[GOAL]
Reproduce all the entries exactly and keep the pictures out.

[RECORDS FOR THIS TASK]
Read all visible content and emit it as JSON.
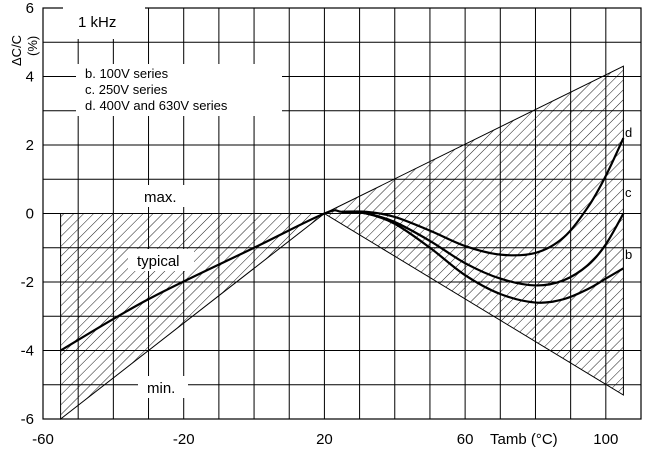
{
  "chart_data": {
    "type": "line",
    "title": "",
    "condition_label": "1 kHz",
    "ylabel": "ΔC/C\n(%)",
    "xlabel": "Tamb (°C)",
    "xlim": [
      -60,
      110
    ],
    "ylim": [
      -6,
      6
    ],
    "x_ticks": [
      -60,
      -20,
      20,
      60,
      100
    ],
    "y_ticks": [
      -6,
      -4,
      -2,
      0,
      2,
      4,
      6
    ],
    "x_grid_step": 10,
    "y_grid_step": 1,
    "grid": true,
    "legend_lines": [
      "b. 100V series",
      "c. 250V series",
      "d. 400V and 630V series"
    ],
    "annotations": {
      "max": "max.",
      "typical": "typical",
      "min": "min."
    },
    "hatched_regions": [
      {
        "name": "tolerance-left",
        "points": [
          [
            -55,
            0
          ],
          [
            20,
            0
          ],
          [
            -55,
            -6
          ]
        ]
      },
      {
        "name": "tolerance-right",
        "points": [
          [
            20,
            0
          ],
          [
            105,
            4.3
          ],
          [
            105,
            -5.3
          ]
        ]
      }
    ],
    "series": [
      {
        "name": "b",
        "end_label": "b",
        "x": [
          -55,
          -30,
          0,
          20,
          25,
          32,
          40,
          50,
          60,
          70,
          80,
          88,
          95,
          100,
          105
        ],
        "y": [
          -4.0,
          -2.5,
          -1.0,
          0.0,
          0.05,
          0.0,
          -0.3,
          -1.0,
          -1.8,
          -2.35,
          -2.6,
          -2.5,
          -2.2,
          -1.9,
          -1.6
        ]
      },
      {
        "name": "c",
        "end_label": "c",
        "x": [
          25,
          32,
          40,
          50,
          60,
          70,
          80,
          88,
          95,
          100,
          105
        ],
        "y": [
          0.05,
          0.0,
          -0.25,
          -0.8,
          -1.45,
          -1.9,
          -2.1,
          -1.95,
          -1.5,
          -0.9,
          0.0
        ]
      },
      {
        "name": "d",
        "end_label": "d",
        "x": [
          25,
          32,
          40,
          50,
          60,
          70,
          80,
          88,
          95,
          100,
          105
        ],
        "y": [
          0.05,
          0.05,
          -0.1,
          -0.5,
          -0.95,
          -1.2,
          -1.15,
          -0.7,
          0.2,
          1.1,
          2.2
        ]
      }
    ]
  }
}
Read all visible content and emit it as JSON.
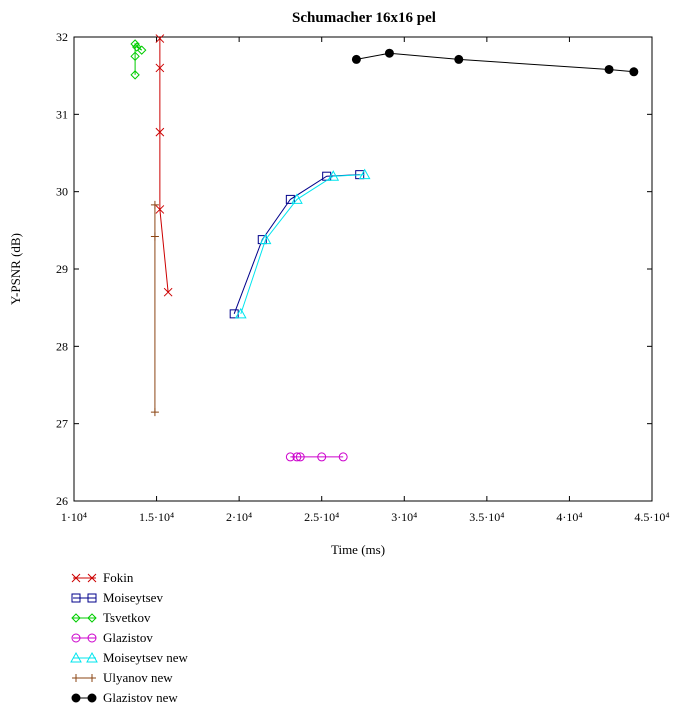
{
  "chart_data": {
    "type": "line",
    "title": "Schumacher 16x16 pel",
    "xlabel": "Time (ms)",
    "ylabel": "Y-PSNR (dB)",
    "xlim": [
      10000,
      45000
    ],
    "ylim": [
      26,
      32
    ],
    "x_ticks": [
      {
        "value": 10000,
        "label": "1·10⁴"
      },
      {
        "value": 15000,
        "label": "1.5·10⁴"
      },
      {
        "value": 20000,
        "label": "2·10⁴"
      },
      {
        "value": 25000,
        "label": "2.5·10⁴"
      },
      {
        "value": 30000,
        "label": "3·10⁴"
      },
      {
        "value": 35000,
        "label": "3.5·10⁴"
      },
      {
        "value": 40000,
        "label": "4·10⁴"
      },
      {
        "value": 45000,
        "label": "4.5·10⁴"
      }
    ],
    "y_ticks": [
      {
        "value": 26,
        "label": "26"
      },
      {
        "value": 27,
        "label": "27"
      },
      {
        "value": 28,
        "label": "28"
      },
      {
        "value": 29,
        "label": "29"
      },
      {
        "value": 30,
        "label": "30"
      },
      {
        "value": 31,
        "label": "31"
      },
      {
        "value": 32,
        "label": "32"
      }
    ],
    "grid": false,
    "legend_position": "bottom-left",
    "series": [
      {
        "name": "Fokin",
        "color": "#cc0000",
        "marker": "x",
        "x": [
          15200,
          15200,
          15200,
          15200,
          15700
        ],
        "y": [
          31.98,
          31.6,
          30.77,
          29.77,
          28.7
        ]
      },
      {
        "name": "Moiseytsev",
        "color": "#00008b",
        "marker": "square",
        "x": [
          19700,
          21400,
          23100,
          25300,
          27300
        ],
        "y": [
          28.42,
          29.38,
          29.9,
          30.2,
          30.22
        ]
      },
      {
        "name": "Tsvetkov",
        "color": "#00cc00",
        "marker": "diamond",
        "x": [
          13700,
          13700,
          13700,
          14100,
          13800
        ],
        "y": [
          31.51,
          31.75,
          31.91,
          31.83,
          31.87
        ]
      },
      {
        "name": "Glazistov",
        "color": "#cc00cc",
        "marker": "circle",
        "x": [
          23100,
          23500,
          23700,
          25000,
          26300
        ],
        "y": [
          26.57,
          26.57,
          26.57,
          26.57,
          26.57
        ]
      },
      {
        "name": "Moiseytsev new",
        "color": "#00e5ee",
        "marker": "triangle",
        "x": [
          20100,
          21600,
          23500,
          25700,
          27600
        ],
        "y": [
          28.42,
          29.38,
          29.9,
          30.2,
          30.22
        ]
      },
      {
        "name": "Ulyanov new",
        "color": "#8b4513",
        "marker": "plus",
        "x": [
          14900,
          14900,
          14900
        ],
        "y": [
          27.15,
          29.42,
          29.83
        ]
      },
      {
        "name": "Glazistov new",
        "color": "#000000",
        "marker": "filled-circle",
        "x": [
          27100,
          29100,
          33300,
          42400,
          43900
        ],
        "y": [
          31.71,
          31.79,
          31.71,
          31.58,
          31.55
        ]
      }
    ]
  }
}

[ANSWER IN FULL]
Read all visible content and emit it as JSON.
{
  "chart_data": {
    "type": "line",
    "title": "",
    "condition_label": "1 kHz",
    "ylabel": "ΔC/C\n(%)",
    "xlabel": "Tamb (°C)",
    "xlim": [
      -60,
      110
    ],
    "ylim": [
      -6,
      6
    ],
    "x_ticks": [
      -60,
      -20,
      20,
      60,
      100
    ],
    "y_ticks": [
      -6,
      -4,
      -2,
      0,
      2,
      4,
      6
    ],
    "x_grid_step": 10,
    "y_grid_step": 1,
    "grid": true,
    "legend_lines": [
      "b. 100V series",
      "c. 250V series",
      "d. 400V and 630V series"
    ],
    "annotations": {
      "max": "max.",
      "typical": "typical",
      "min": "min."
    },
    "hatched_regions": [
      {
        "name": "tolerance-left",
        "points": [
          [
            -55,
            0
          ],
          [
            20,
            0
          ],
          [
            -55,
            -6
          ]
        ]
      },
      {
        "name": "tolerance-right",
        "points": [
          [
            20,
            0
          ],
          [
            105,
            4.3
          ],
          [
            105,
            -5.3
          ]
        ]
      }
    ],
    "series": [
      {
        "name": "b",
        "end_label": "b",
        "x": [
          -55,
          -30,
          0,
          20,
          25,
          32,
          40,
          50,
          60,
          70,
          80,
          88,
          95,
          100,
          105
        ],
        "y": [
          -4.0,
          -2.5,
          -1.0,
          0.0,
          0.05,
          0.0,
          -0.3,
          -1.0,
          -1.8,
          -2.35,
          -2.6,
          -2.5,
          -2.2,
          -1.9,
          -1.6
        ]
      },
      {
        "name": "c",
        "end_label": "c",
        "x": [
          25,
          32,
          40,
          50,
          60,
          70,
          80,
          88,
          95,
          100,
          105
        ],
        "y": [
          0.05,
          0.0,
          -0.25,
          -0.8,
          -1.45,
          -1.9,
          -2.1,
          -1.95,
          -1.5,
          -0.9,
          0.0
        ]
      },
      {
        "name": "d",
        "end_label": "d",
        "x": [
          25,
          32,
          40,
          50,
          60,
          70,
          80,
          88,
          95,
          100,
          105
        ],
        "y": [
          0.05,
          0.05,
          -0.1,
          -0.5,
          -0.95,
          -1.2,
          -1.15,
          -0.7,
          0.2,
          1.1,
          2.2
        ]
      }
    ]
  }
}
Read all visible content and emit it as JSON.
{
  "chart_data": {
    "type": "line",
    "title": "Schumacher 16x16 pel",
    "xlabel": "Time (ms)",
    "ylabel": "Y-PSNR (dB)",
    "xlim": [
      10000,
      45000
    ],
    "ylim": [
      26,
      32
    ],
    "x_ticks": [
      {
        "value": 10000,
        "label": "1·10⁴"
      },
      {
        "value": 15000,
        "label": "1.5·10⁴"
      },
      {
        "value": 20000,
        "label": "2·10⁴"
      },
      {
        "value": 25000,
        "label": "2.5·10⁴"
      },
      {
        "value": 30000,
        "label": "3·10⁴"
      },
      {
        "value": 35000,
        "label": "3.5·10⁴"
      },
      {
        "value": 40000,
        "label": "4·10⁴"
      },
      {
        "value": 45000,
        "label": "4.5·10⁴"
      }
    ],
    "y_ticks": [
      {
        "value": 26,
        "label": "26"
      },
      {
        "value": 27,
        "label": "27"
      },
      {
        "value": 28,
        "label": "28"
      },
      {
        "value": 29,
        "label": "29"
      },
      {
        "value": 30,
        "label": "30"
      },
      {
        "value": 31,
        "label": "31"
      },
      {
        "value": 32,
        "label": "32"
      }
    ],
    "grid": false,
    "legend_position": "bottom-left",
    "series": [
      {
        "name": "Fokin",
        "color": "#cc0000",
        "marker": "x",
        "x": [
          15200,
          15200,
          15200,
          15200,
          15700
        ],
        "y": [
          31.98,
          31.6,
          30.77,
          29.77,
          28.7
        ]
      },
      {
        "name": "Moiseytsev",
        "color": "#00008b",
        "marker": "square",
        "x": [
          19700,
          21400,
          23100,
          25300,
          27300
        ],
        "y": [
          28.42,
          29.38,
          29.9,
          30.2,
          30.22
        ]
      },
      {
        "name": "Tsvetkov",
        "color": "#00cc00",
        "marker": "diamond",
        "x": [
          13700,
          13700,
          13700,
          14100,
          13800
        ],
        "y": [
          31.51,
          31.75,
          31.91,
          31.83,
          31.87
        ]
      },
      {
        "name": "Glazistov",
        "color": "#cc00cc",
        "marker": "circle",
        "x": [
          23100,
          23500,
          23700,
          25000,
          26300
        ],
        "y": [
          26.57,
          26.57,
          26.57,
          26.57,
          26.57
        ]
      },
      {
        "name": "Moiseytsev new",
        "color": "#00e5ee",
        "marker": "triangle",
        "x": [
          20100,
          21600,
          23500,
          25700,
          27600
        ],
        "y": [
          28.42,
          29.38,
          29.9,
          30.2,
          30.22
        ]
      },
      {
        "name": "Ulyanov new",
        "color": "#8b4513",
        "marker": "plus",
        "x": [
          14900,
          14900,
          14900
        ],
        "y": [
          27.15,
          29.42,
          29.83
        ]
      },
      {
        "name": "Glazistov new",
        "color": "#000000",
        "marker": "filled-circle",
        "x": [
          27100,
          29100,
          33300,
          42400,
          43900
        ],
        "y": [
          31.71,
          31.79,
          31.71,
          31.58,
          31.55
        ]
      }
    ]
  }
}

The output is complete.